> **OBJECTIVE**
Give all of the lines again exactly as they read.

> **SUPPLIED RECORDS**

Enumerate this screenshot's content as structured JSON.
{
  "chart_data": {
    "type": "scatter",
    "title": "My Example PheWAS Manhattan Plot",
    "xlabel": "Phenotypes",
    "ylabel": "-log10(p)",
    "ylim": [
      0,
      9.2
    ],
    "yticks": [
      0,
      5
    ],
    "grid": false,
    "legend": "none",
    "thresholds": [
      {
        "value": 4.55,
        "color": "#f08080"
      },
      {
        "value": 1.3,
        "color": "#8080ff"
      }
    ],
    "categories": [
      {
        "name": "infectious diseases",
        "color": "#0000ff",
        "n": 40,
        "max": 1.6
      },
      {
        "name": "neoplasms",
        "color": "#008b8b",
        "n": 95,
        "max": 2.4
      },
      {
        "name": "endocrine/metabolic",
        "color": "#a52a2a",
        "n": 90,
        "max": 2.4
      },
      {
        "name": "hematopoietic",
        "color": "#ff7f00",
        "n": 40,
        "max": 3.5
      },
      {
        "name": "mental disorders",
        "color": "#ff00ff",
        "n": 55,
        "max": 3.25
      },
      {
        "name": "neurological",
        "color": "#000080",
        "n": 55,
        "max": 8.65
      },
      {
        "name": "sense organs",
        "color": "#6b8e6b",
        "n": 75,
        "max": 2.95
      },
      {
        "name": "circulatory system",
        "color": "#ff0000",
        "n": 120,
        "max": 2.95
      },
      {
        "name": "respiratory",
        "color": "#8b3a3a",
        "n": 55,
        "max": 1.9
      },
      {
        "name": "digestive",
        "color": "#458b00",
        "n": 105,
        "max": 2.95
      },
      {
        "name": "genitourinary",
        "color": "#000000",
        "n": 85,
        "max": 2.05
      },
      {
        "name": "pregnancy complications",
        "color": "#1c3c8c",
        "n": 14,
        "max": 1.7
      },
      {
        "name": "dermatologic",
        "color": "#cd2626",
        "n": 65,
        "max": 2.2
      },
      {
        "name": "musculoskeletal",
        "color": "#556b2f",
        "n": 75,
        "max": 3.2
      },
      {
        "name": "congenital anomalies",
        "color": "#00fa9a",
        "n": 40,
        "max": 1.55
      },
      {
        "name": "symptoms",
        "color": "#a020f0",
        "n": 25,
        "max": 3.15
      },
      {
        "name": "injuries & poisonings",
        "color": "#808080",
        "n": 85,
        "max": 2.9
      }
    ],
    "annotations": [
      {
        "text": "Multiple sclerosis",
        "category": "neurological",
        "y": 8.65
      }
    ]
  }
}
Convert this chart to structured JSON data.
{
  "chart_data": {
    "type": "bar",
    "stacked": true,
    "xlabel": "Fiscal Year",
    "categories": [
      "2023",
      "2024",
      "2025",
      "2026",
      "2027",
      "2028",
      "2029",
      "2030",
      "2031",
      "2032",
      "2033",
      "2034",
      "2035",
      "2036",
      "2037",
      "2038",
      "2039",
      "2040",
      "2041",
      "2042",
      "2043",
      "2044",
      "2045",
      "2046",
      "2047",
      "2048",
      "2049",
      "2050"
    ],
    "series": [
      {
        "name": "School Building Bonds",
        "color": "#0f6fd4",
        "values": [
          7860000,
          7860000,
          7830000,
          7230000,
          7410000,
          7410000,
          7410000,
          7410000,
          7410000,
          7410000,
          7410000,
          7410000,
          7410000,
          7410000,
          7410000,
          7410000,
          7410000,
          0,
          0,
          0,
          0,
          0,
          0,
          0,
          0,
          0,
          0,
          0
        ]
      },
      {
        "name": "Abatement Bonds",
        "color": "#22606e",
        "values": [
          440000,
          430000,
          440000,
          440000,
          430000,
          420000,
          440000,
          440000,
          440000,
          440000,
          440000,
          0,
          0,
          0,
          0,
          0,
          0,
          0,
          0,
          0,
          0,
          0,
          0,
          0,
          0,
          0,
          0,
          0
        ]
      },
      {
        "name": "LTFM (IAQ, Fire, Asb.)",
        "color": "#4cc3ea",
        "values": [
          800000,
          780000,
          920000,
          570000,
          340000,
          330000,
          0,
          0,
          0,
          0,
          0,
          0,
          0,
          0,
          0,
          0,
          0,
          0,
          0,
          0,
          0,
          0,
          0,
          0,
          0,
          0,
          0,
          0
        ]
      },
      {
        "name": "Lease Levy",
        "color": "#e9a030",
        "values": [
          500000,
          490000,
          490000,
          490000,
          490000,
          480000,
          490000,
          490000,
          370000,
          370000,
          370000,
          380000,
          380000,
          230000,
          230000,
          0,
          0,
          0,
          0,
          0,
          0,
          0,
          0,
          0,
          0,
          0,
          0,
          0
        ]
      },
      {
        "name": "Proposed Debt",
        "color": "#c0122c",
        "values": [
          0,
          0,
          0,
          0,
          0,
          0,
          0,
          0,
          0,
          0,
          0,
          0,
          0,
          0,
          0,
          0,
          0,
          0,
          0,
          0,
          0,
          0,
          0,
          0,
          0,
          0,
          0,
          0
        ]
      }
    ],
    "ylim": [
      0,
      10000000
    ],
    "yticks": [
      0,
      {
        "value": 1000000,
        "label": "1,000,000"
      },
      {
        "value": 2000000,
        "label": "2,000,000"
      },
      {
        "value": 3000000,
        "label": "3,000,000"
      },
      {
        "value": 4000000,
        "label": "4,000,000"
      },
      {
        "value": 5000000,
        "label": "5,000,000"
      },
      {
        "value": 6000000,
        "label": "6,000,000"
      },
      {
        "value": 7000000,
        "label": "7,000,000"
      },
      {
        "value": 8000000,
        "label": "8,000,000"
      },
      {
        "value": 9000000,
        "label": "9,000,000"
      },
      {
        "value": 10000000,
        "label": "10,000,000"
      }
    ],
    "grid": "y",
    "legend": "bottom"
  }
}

> **RESPONSE TO THIS EXERCISE**
Enumerate this screenshot's content as structured JSON.
{
  "chart_data": {
    "type": "scatter",
    "title": "My Example PheWAS Manhattan Plot",
    "xlabel": "Phenotypes",
    "ylabel": "-log10(p)",
    "ylim": [
      0,
      9.2
    ],
    "yticks": [
      0,
      5
    ],
    "grid": false,
    "legend": "none",
    "thresholds": [
      {
        "value": 4.55,
        "color": "#f08080"
      },
      {
        "value": 1.3,
        "color": "#8080ff"
      }
    ],
    "categories": [
      {
        "name": "infectious diseases",
        "color": "#0000ff",
        "n": 40,
        "max": 1.6
      },
      {
        "name": "neoplasms",
        "color": "#008b8b",
        "n": 95,
        "max": 2.4
      },
      {
        "name": "endocrine/metabolic",
        "color": "#a52a2a",
        "n": 90,
        "max": 2.4
      },
      {
        "name": "hematopoietic",
        "color": "#ff7f00",
        "n": 40,
        "max": 3.5
      },
      {
        "name": "mental disorders",
        "color": "#ff00ff",
        "n": 55,
        "max": 3.25
      },
      {
        "name": "neurological",
        "color": "#000080",
        "n": 55,
        "max": 8.65
      },
      {
        "name": "sense organs",
        "color": "#6b8e6b",
        "n": 75,
        "max": 2.95
      },
      {
        "name": "circulatory system",
        "color": "#ff0000",
        "n": 120,
        "max": 2.95
      },
      {
        "name": "respiratory",
        "color": "#8b3a3a",
        "n": 55,
        "max": 1.9
      },
      {
        "name": "digestive",
        "color": "#458b00",
        "n": 105,
        "max": 2.95
      },
      {
        "name": "genitourinary",
        "color": "#000000",
        "n": 85,
        "max": 2.05
      },
      {
        "name": "pregnancy complications",
        "color": "#1c3c8c",
        "n": 14,
        "max": 1.7
      },
      {
        "name": "dermatologic",
        "color": "#cd2626",
        "n": 65,
        "max": 2.2
      },
      {
        "name": "musculoskeletal",
        "color": "#556b2f",
        "n": 75,
        "max": 3.2
      },
      {
        "name": "congenital anomalies",
        "color": "#00fa9a",
        "n": 40,
        "max": 1.55
      },
      {
        "name": "symptoms",
        "color": "#a020f0",
        "n": 25,
        "max": 3.15
      },
      {
        "name": "injuries & poisonings",
        "color": "#808080",
        "n": 85,
        "max": 2.9
      }
    ],
    "annotations": [
      {
        "text": "Multiple sclerosis",
        "category": "neurological",
        "y": 8.65
      }
    ]
  }
}
Convert this chart to structured JSON data.
{
  "chart_data": {
    "type": "bar",
    "stacked": true,
    "xlabel": "Fiscal Year",
    "categories": [
      "2023",
      "2024",
      "2025",
      "2026",
      "2027",
      "2028",
      "2029",
      "2030",
      "2031",
      "2032",
      "2033",
      "2034",
      "2035",
      "2036",
      "2037",
      "2038",
      "2039",
      "2040",
      "2041",
      "2042",
      "2043",
      "2044",
      "2045",
      "2046",
      "2047",
      "2048",
      "2049",
      "2050"
    ],
    "series": [
      {
        "name": "School Building Bonds",
        "color": "#0f6fd4",
        "values": [
          7860000,
          7860000,
          7830000,
          7230000,
          7410000,
          7410000,
          7410000,
          7410000,
          7410000,
          7410000,
          7410000,
          7410000,
          7410000,
          7410000,
          7410000,
          7410000,
          7410000,
          0,
          0,
          0,
          0,
          0,
          0,
          0,
          0,
          0,
          0,
          0
        ]
      },
      {
        "name": "Abatement Bonds",
        "color": "#22606e",
        "values": [
          440000,
          430000,
          440000,
          440000,
          430000,
          420000,
          440000,
          440000,
          440000,
          440000,
          440000,
          0,
          0,
          0,
          0,
          0,
          0,
          0,
          0,
          0,
          0,
          0,
          0,
          0,
          0,
          0,
          0,
          0
        ]
      },
      {
        "name": "LTFM (IAQ, Fire, Asb.)",
        "color": "#4cc3ea",
        "values": [
          800000,
          780000,
          920000,
          570000,
          340000,
          330000,
          0,
          0,
          0,
          0,
          0,
          0,
          0,
          0,
          0,
          0,
          0,
          0,
          0,
          0,
          0,
          0,
          0,
          0,
          0,
          0,
          0,
          0
        ]
      },
      {
        "name": "Lease Levy",
        "color": "#e9a030",
        "values": [
          500000,
          490000,
          490000,
          490000,
          490000,
          480000,
          490000,
          490000,
          370000,
          370000,
          370000,
          380000,
          380000,
          230000,
          230000,
          0,
          0,
          0,
          0,
          0,
          0,
          0,
          0,
          0,
          0,
          0,
          0,
          0
        ]
      },
      {
        "name": "Proposed Debt",
        "color": "#c0122c",
        "values": [
          0,
          0,
          0,
          0,
          0,
          0,
          0,
          0,
          0,
          0,
          0,
          0,
          0,
          0,
          0,
          0,
          0,
          0,
          0,
          0,
          0,
          0,
          0,
          0,
          0,
          0,
          0,
          0
        ]
      }
    ],
    "ylim": [
      0,
      10000000
    ],
    "yticks": [
      0,
      {
        "value": 1000000,
        "label": "1,000,000"
      },
      {
        "value": 2000000,
        "label": "2,000,000"
      },
      {
        "value": 3000000,
        "label": "3,000,000"
      },
      {
        "value": 4000000,
        "label": "4,000,000"
      },
      {
        "value": 5000000,
        "label": "5,000,000"
      },
      {
        "value": 6000000,
        "label": "6,000,000"
      },
      {
        "value": 7000000,
        "label": "7,000,000"
      },
      {
        "value": 8000000,
        "label": "8,000,000"
      },
      {
        "value": 9000000,
        "label": "9,000,000"
      },
      {
        "value": 10000000,
        "label": "10,000,000"
      }
    ],
    "grid": "y",
    "legend": "bottom"
  }
}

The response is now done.